Exercise task: Identify the lines in the data below that contain "arcmin" and give only how many there are.

::: Data for the task

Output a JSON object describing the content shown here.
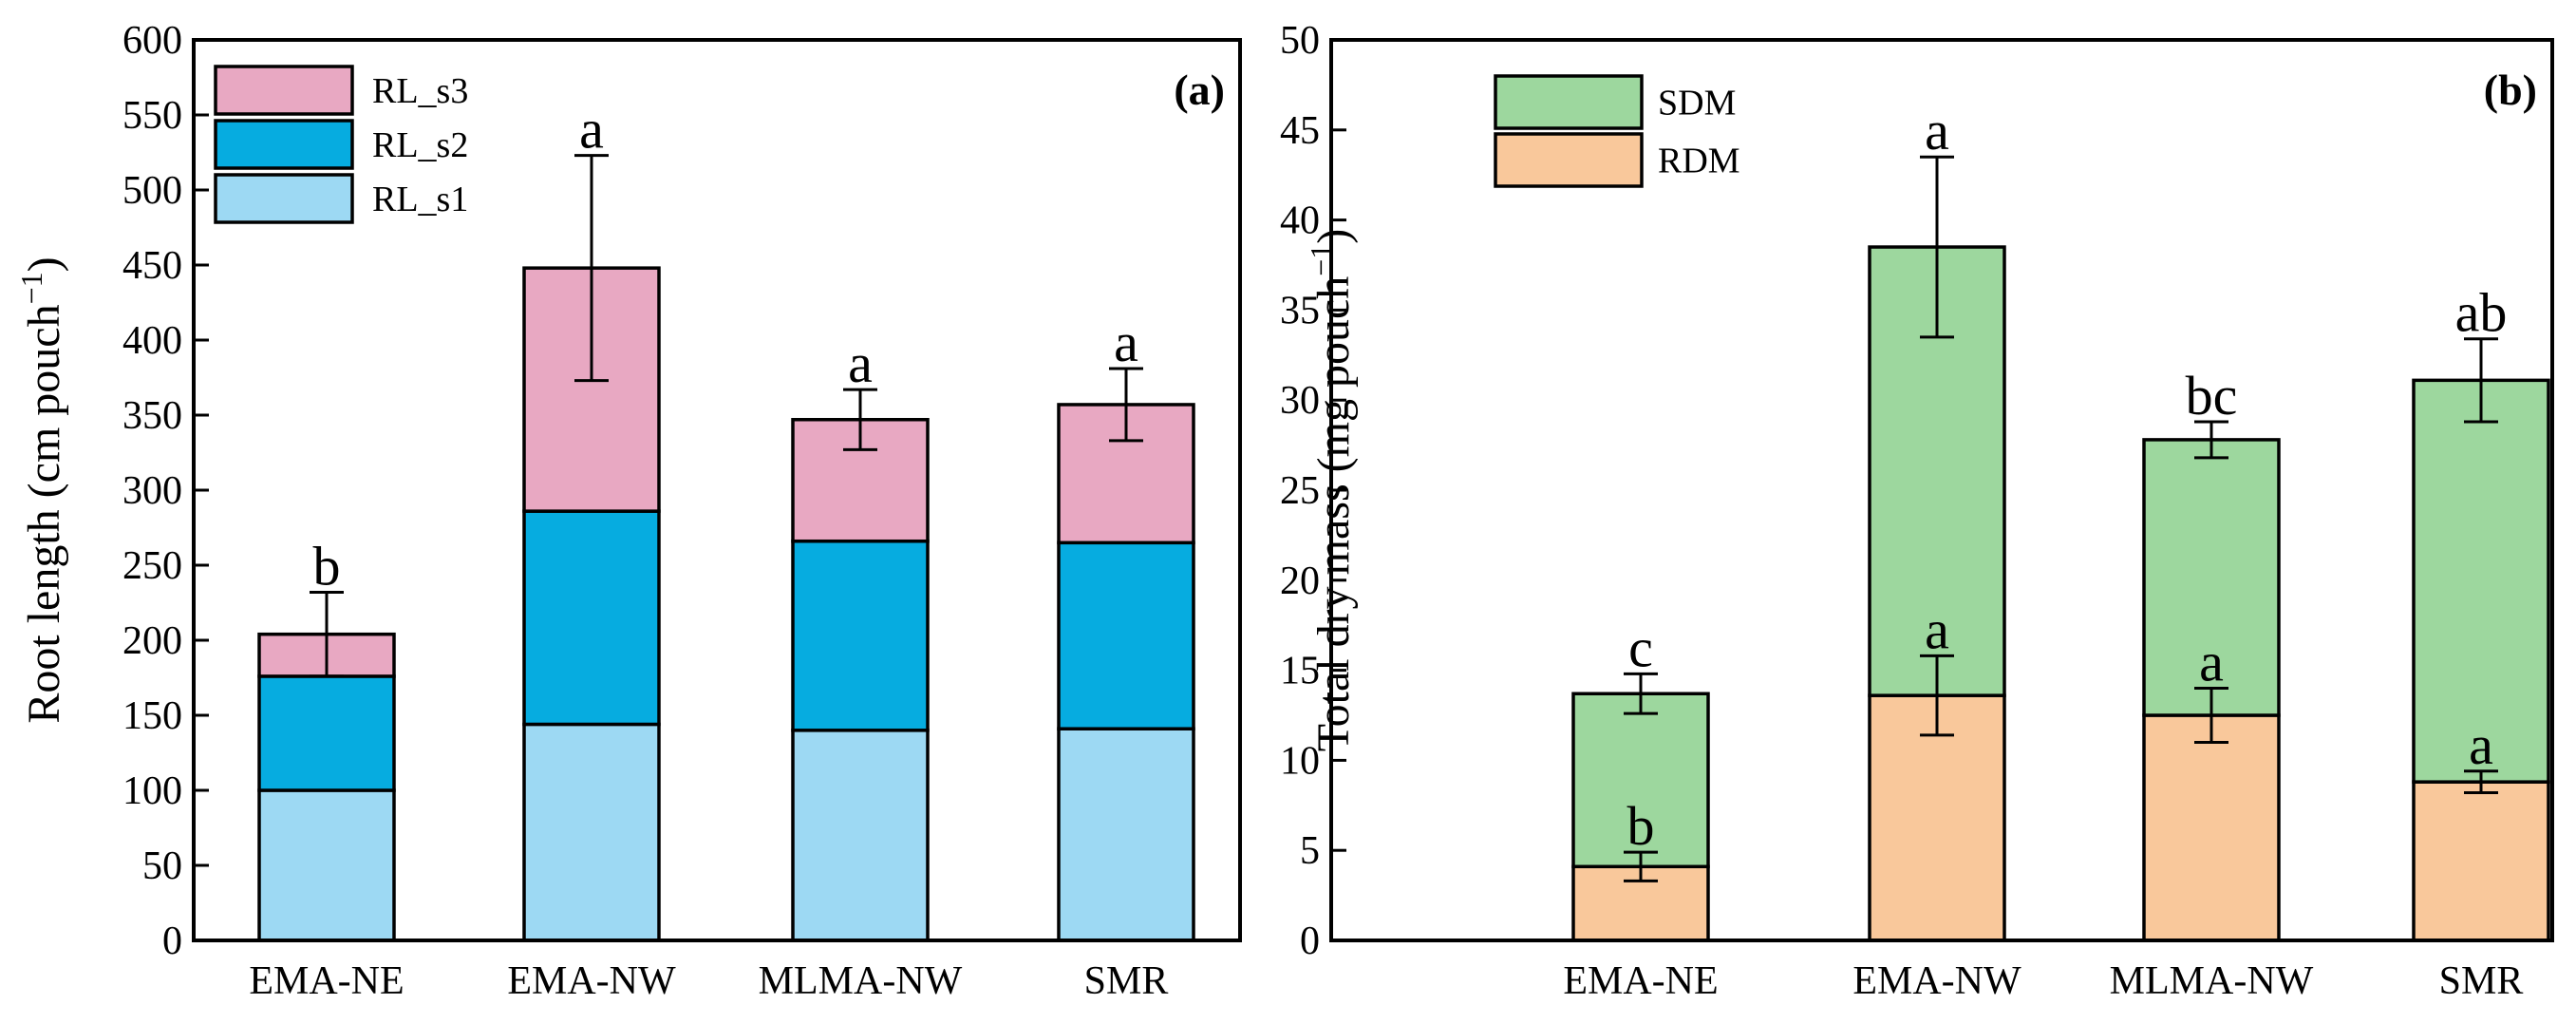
{
  "chart_data": [
    {
      "type": "bar",
      "stacked": true,
      "panel_label": "(a)",
      "ylabel": "Root length (cm pouch",
      "ylabel_sup": "−1",
      "ylabel_close": ")",
      "ylim": [
        0,
        600
      ],
      "yticks": [
        0,
        50,
        100,
        150,
        200,
        250,
        300,
        350,
        400,
        450,
        500,
        550,
        600
      ],
      "categories": [
        "EMA-NE",
        "EMA-NW",
        "MLMA-NW",
        "SMR"
      ],
      "series": [
        {
          "name": "RL_s1",
          "color": "#9dd9f3",
          "values": [
            100,
            144,
            140,
            141
          ]
        },
        {
          "name": "RL_s2",
          "color": "#06ace0",
          "values": [
            76,
            142,
            126,
            124
          ]
        },
        {
          "name": "RL_s3",
          "color": "#e8a8c2",
          "values": [
            28,
            162,
            81,
            92
          ]
        }
      ],
      "totals": [
        204,
        448,
        347,
        357
      ],
      "error": [
        28,
        75,
        20,
        24
      ],
      "letters": [
        "b",
        "a",
        "a",
        "a"
      ],
      "legend_position": "top-left",
      "grid": false
    },
    {
      "type": "bar",
      "stacked": true,
      "panel_label": "(b)",
      "ylabel": "Total dry mass (mg pouch",
      "ylabel_sup": "−1",
      "ylabel_close": ")",
      "ylim": [
        0,
        50
      ],
      "yticks": [
        0,
        5,
        10,
        15,
        20,
        25,
        30,
        35,
        40,
        45,
        50
      ],
      "categories": [
        "EMA-NE",
        "EMA-NW",
        "MLMA-NW",
        "SMR"
      ],
      "series": [
        {
          "name": "RDM",
          "color": "#f9c89b",
          "values": [
            4.1,
            13.6,
            12.5,
            8.8
          ],
          "error": [
            0.8,
            2.2,
            1.5,
            0.6
          ],
          "letters": [
            "b",
            "a",
            "a",
            "a"
          ]
        },
        {
          "name": "SDM",
          "color": "#9dd79e",
          "values": [
            9.6,
            24.9,
            15.3,
            22.3
          ]
        }
      ],
      "totals": [
        13.7,
        38.5,
        27.8,
        31.1
      ],
      "error": [
        1.1,
        5.0,
        1.0,
        2.3
      ],
      "letters": [
        "c",
        "a",
        "bc",
        "ab"
      ],
      "legend_position": "top-left",
      "grid": false
    }
  ]
}
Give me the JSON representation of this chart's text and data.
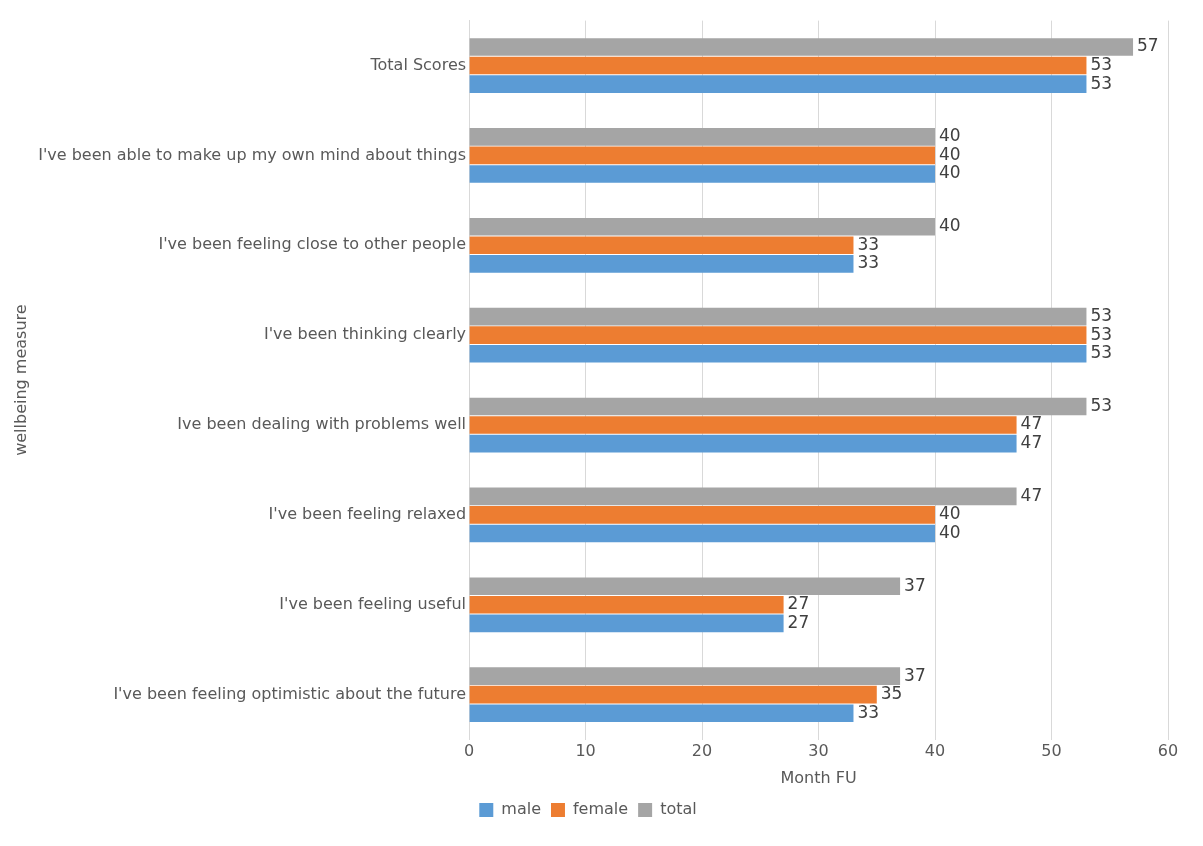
{
  "chart_data": {
    "type": "bar",
    "orientation": "horizontal",
    "ylabel": "wellbeing measure",
    "xlabel": "Month FU",
    "categories": [
      "Total Scores",
      "I've been able to make up my own mind about things",
      "I've been feeling close to other people",
      "I've been thinking clearly",
      "Ive been dealing with problems well",
      "I've been feeling relaxed",
      "I've been feeling useful",
      "I've been feeling optimistic about the future"
    ],
    "series": [
      {
        "name": "male",
        "color": "#5b9bd5",
        "values": [
          53,
          40,
          33,
          53,
          47,
          40,
          27,
          33
        ]
      },
      {
        "name": "female",
        "color": "#ed7d31",
        "values": [
          53,
          40,
          33,
          53,
          47,
          40,
          27,
          35
        ]
      },
      {
        "name": "total",
        "color": "#a5a5a5",
        "values": [
          57,
          40,
          40,
          53,
          53,
          47,
          37,
          37
        ]
      }
    ],
    "xlim": [
      0,
      60
    ],
    "xticks": [
      0,
      10,
      20,
      30,
      40,
      50,
      60
    ],
    "grid": "x",
    "legend": "bottom",
    "data_labels": true
  }
}
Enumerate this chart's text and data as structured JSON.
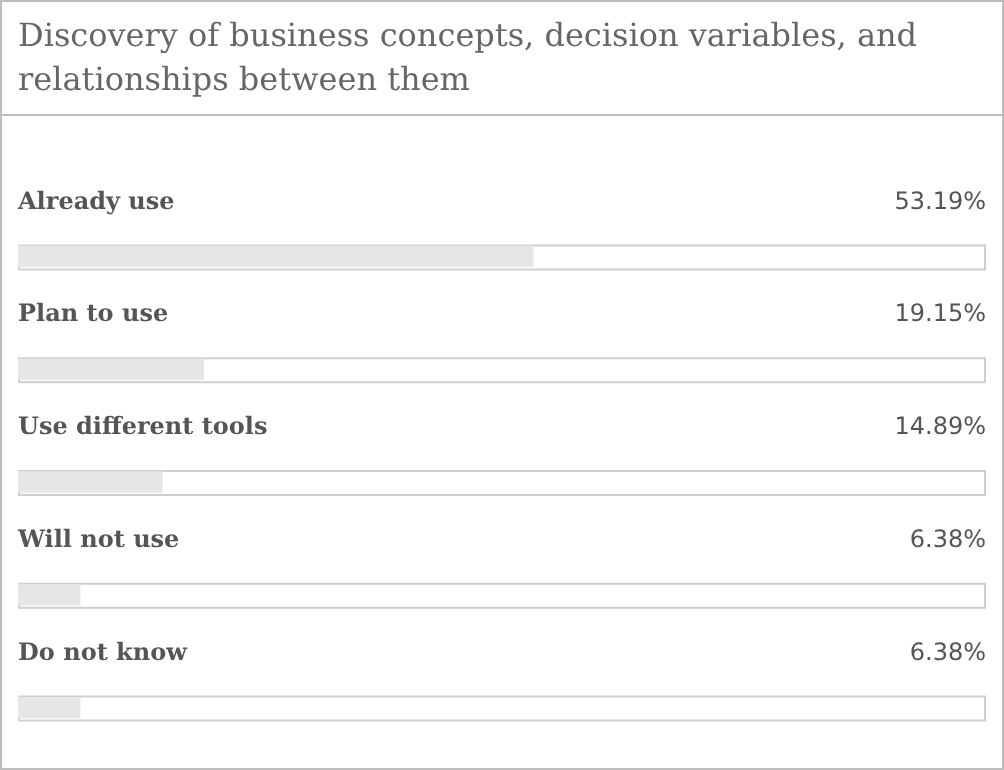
{
  "chart_data": {
    "type": "bar",
    "orientation": "horizontal",
    "title": "Discovery of business concepts, decision variables, and relationships between them",
    "categories": [
      "Already use",
      "Plan to use",
      "Use different tools",
      "Will not use",
      "Do not know"
    ],
    "values": [
      53.19,
      19.15,
      14.89,
      6.38,
      6.38
    ],
    "value_labels": [
      "53.19%",
      "19.15%",
      "14.89%",
      "6.38%",
      "6.38%"
    ],
    "color": "#e6e6e6",
    "xlim": [
      0,
      100
    ],
    "legend": false
  }
}
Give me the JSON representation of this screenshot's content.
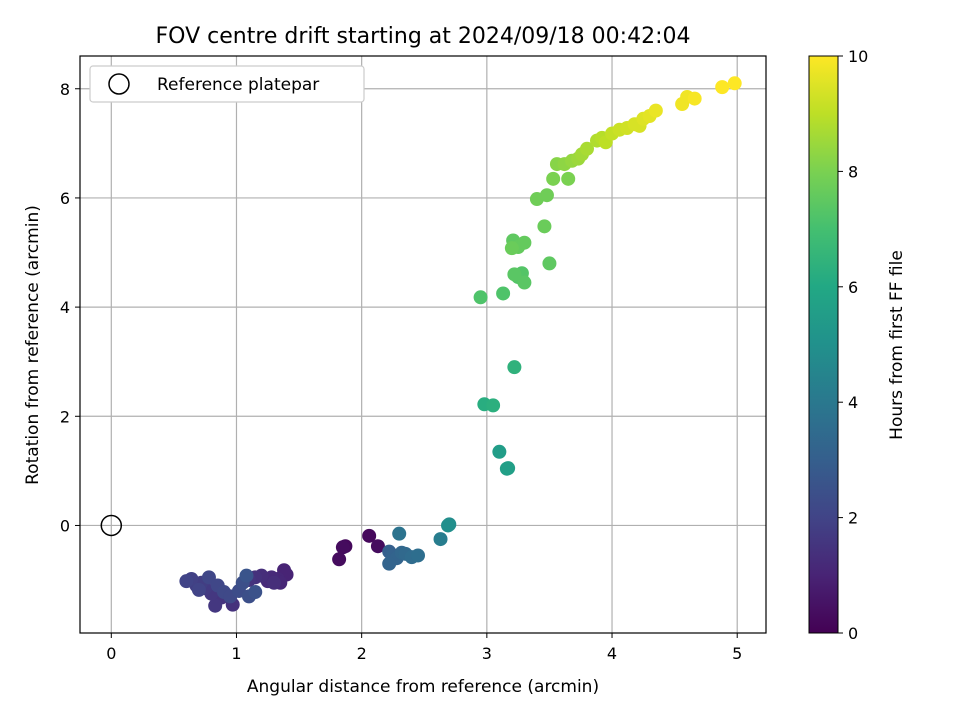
{
  "chart_data": {
    "type": "scatter",
    "title": "FOV centre drift starting at 2024/09/18 00:42:04",
    "xlabel": "Angular distance from reference (arcmin)",
    "ylabel": "Rotation from reference (arcmin)",
    "xlim": [
      -0.25,
      5.23
    ],
    "ylim": [
      -1.97,
      8.6
    ],
    "xticks": [
      0,
      1,
      2,
      3,
      4,
      5
    ],
    "yticks": [
      0,
      2,
      4,
      6,
      8
    ],
    "grid": true,
    "legend": {
      "placement": "upper-left",
      "entries": [
        "Reference platepar"
      ]
    },
    "reference_point": {
      "x": 0,
      "y": 0
    },
    "colorbar": {
      "label": "Hours from first FF file",
      "range": [
        0,
        10
      ],
      "ticks": [
        0,
        2,
        4,
        6,
        8,
        10
      ],
      "colormap": "viridis"
    },
    "points": [
      {
        "x": 1.87,
        "y": -0.38,
        "h": 0.2
      },
      {
        "x": 1.85,
        "y": -0.4,
        "h": 0.3
      },
      {
        "x": 1.82,
        "y": -0.62,
        "h": 0.3
      },
      {
        "x": 2.06,
        "y": -0.19,
        "h": 0.2
      },
      {
        "x": 2.13,
        "y": -0.38,
        "h": 0.3
      },
      {
        "x": 1.38,
        "y": -0.82,
        "h": 1.0
      },
      {
        "x": 1.4,
        "y": -0.9,
        "h": 1.0
      },
      {
        "x": 1.33,
        "y": -0.98,
        "h": 1.1
      },
      {
        "x": 1.35,
        "y": -1.05,
        "h": 1.1
      },
      {
        "x": 1.28,
        "y": -0.95,
        "h": 1.2
      },
      {
        "x": 1.25,
        "y": -1.02,
        "h": 1.2
      },
      {
        "x": 1.2,
        "y": -0.92,
        "h": 1.3
      },
      {
        "x": 1.15,
        "y": -0.95,
        "h": 1.4
      },
      {
        "x": 1.3,
        "y": -1.05,
        "h": 1.3
      },
      {
        "x": 1.1,
        "y": -1.0,
        "h": 1.5
      },
      {
        "x": 0.97,
        "y": -1.45,
        "h": 1.4
      },
      {
        "x": 0.88,
        "y": -1.32,
        "h": 1.5
      },
      {
        "x": 0.83,
        "y": -1.47,
        "h": 1.6
      },
      {
        "x": 0.8,
        "y": -1.25,
        "h": 1.6
      },
      {
        "x": 0.75,
        "y": -1.15,
        "h": 1.7
      },
      {
        "x": 0.72,
        "y": -1.05,
        "h": 1.8
      },
      {
        "x": 0.68,
        "y": -1.1,
        "h": 1.8
      },
      {
        "x": 0.64,
        "y": -0.98,
        "h": 1.9
      },
      {
        "x": 0.6,
        "y": -1.02,
        "h": 2.0
      },
      {
        "x": 0.7,
        "y": -1.18,
        "h": 2.0
      },
      {
        "x": 0.78,
        "y": -0.95,
        "h": 2.1
      },
      {
        "x": 0.85,
        "y": -1.1,
        "h": 2.1
      },
      {
        "x": 0.9,
        "y": -1.22,
        "h": 2.2
      },
      {
        "x": 0.95,
        "y": -1.3,
        "h": 2.2
      },
      {
        "x": 1.02,
        "y": -1.2,
        "h": 2.3
      },
      {
        "x": 1.05,
        "y": -1.05,
        "h": 2.4
      },
      {
        "x": 1.1,
        "y": -1.3,
        "h": 2.4
      },
      {
        "x": 1.15,
        "y": -1.22,
        "h": 2.5
      },
      {
        "x": 1.08,
        "y": -0.92,
        "h": 2.6
      },
      {
        "x": 2.22,
        "y": -0.48,
        "h": 3.0
      },
      {
        "x": 2.25,
        "y": -0.55,
        "h": 3.1
      },
      {
        "x": 2.28,
        "y": -0.6,
        "h": 3.2
      },
      {
        "x": 2.22,
        "y": -0.7,
        "h": 3.2
      },
      {
        "x": 2.32,
        "y": -0.5,
        "h": 3.3
      },
      {
        "x": 2.35,
        "y": -0.52,
        "h": 3.4
      },
      {
        "x": 2.4,
        "y": -0.58,
        "h": 3.5
      },
      {
        "x": 2.45,
        "y": -0.55,
        "h": 3.6
      },
      {
        "x": 2.3,
        "y": -0.15,
        "h": 3.8
      },
      {
        "x": 2.63,
        "y": -0.25,
        "h": 4.2
      },
      {
        "x": 2.7,
        "y": 0.02,
        "h": 4.8
      },
      {
        "x": 2.69,
        "y": 0.0,
        "h": 4.9
      },
      {
        "x": 3.1,
        "y": 1.35,
        "h": 5.5
      },
      {
        "x": 3.17,
        "y": 1.05,
        "h": 5.6
      },
      {
        "x": 3.16,
        "y": 1.04,
        "h": 5.6
      },
      {
        "x": 2.98,
        "y": 2.22,
        "h": 6.2
      },
      {
        "x": 3.05,
        "y": 2.2,
        "h": 6.3
      },
      {
        "x": 3.22,
        "y": 2.9,
        "h": 6.4
      },
      {
        "x": 2.95,
        "y": 4.18,
        "h": 7.2
      },
      {
        "x": 3.13,
        "y": 4.25,
        "h": 7.2
      },
      {
        "x": 3.25,
        "y": 4.55,
        "h": 7.3
      },
      {
        "x": 3.28,
        "y": 4.62,
        "h": 7.3
      },
      {
        "x": 3.3,
        "y": 4.45,
        "h": 7.4
      },
      {
        "x": 3.22,
        "y": 4.6,
        "h": 7.4
      },
      {
        "x": 3.5,
        "y": 4.8,
        "h": 7.5
      },
      {
        "x": 3.21,
        "y": 5.22,
        "h": 7.5
      },
      {
        "x": 3.25,
        "y": 5.1,
        "h": 7.6
      },
      {
        "x": 3.3,
        "y": 5.18,
        "h": 7.6
      },
      {
        "x": 3.2,
        "y": 5.08,
        "h": 7.7
      },
      {
        "x": 3.46,
        "y": 5.48,
        "h": 7.7
      },
      {
        "x": 3.4,
        "y": 5.98,
        "h": 7.8
      },
      {
        "x": 3.48,
        "y": 6.05,
        "h": 7.8
      },
      {
        "x": 3.53,
        "y": 6.35,
        "h": 8.0
      },
      {
        "x": 3.65,
        "y": 6.35,
        "h": 8.0
      },
      {
        "x": 3.56,
        "y": 6.62,
        "h": 8.2
      },
      {
        "x": 3.62,
        "y": 6.62,
        "h": 8.3
      },
      {
        "x": 3.68,
        "y": 6.68,
        "h": 8.4
      },
      {
        "x": 3.73,
        "y": 6.72,
        "h": 8.5
      },
      {
        "x": 3.76,
        "y": 6.8,
        "h": 8.6
      },
      {
        "x": 3.8,
        "y": 6.9,
        "h": 8.7
      },
      {
        "x": 3.88,
        "y": 7.05,
        "h": 8.8
      },
      {
        "x": 3.92,
        "y": 7.1,
        "h": 8.9
      },
      {
        "x": 3.95,
        "y": 7.02,
        "h": 9.0
      },
      {
        "x": 4.0,
        "y": 7.18,
        "h": 9.1
      },
      {
        "x": 4.06,
        "y": 7.25,
        "h": 9.2
      },
      {
        "x": 4.12,
        "y": 7.28,
        "h": 9.3
      },
      {
        "x": 4.18,
        "y": 7.35,
        "h": 9.4
      },
      {
        "x": 4.22,
        "y": 7.32,
        "h": 9.4
      },
      {
        "x": 4.25,
        "y": 7.45,
        "h": 9.5
      },
      {
        "x": 4.3,
        "y": 7.5,
        "h": 9.6
      },
      {
        "x": 4.35,
        "y": 7.6,
        "h": 9.7
      },
      {
        "x": 4.56,
        "y": 7.72,
        "h": 9.8
      },
      {
        "x": 4.6,
        "y": 7.85,
        "h": 9.8
      },
      {
        "x": 4.66,
        "y": 7.82,
        "h": 9.9
      },
      {
        "x": 4.88,
        "y": 8.03,
        "h": 10.0
      },
      {
        "x": 4.98,
        "y": 8.1,
        "h": 10.0
      }
    ]
  }
}
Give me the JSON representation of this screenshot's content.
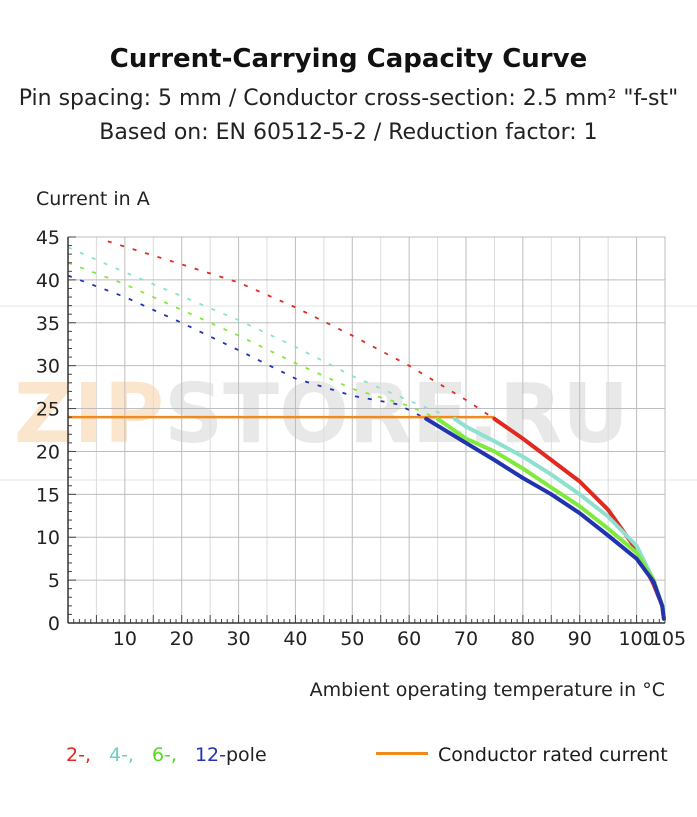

::::::

Result of the exercise: 2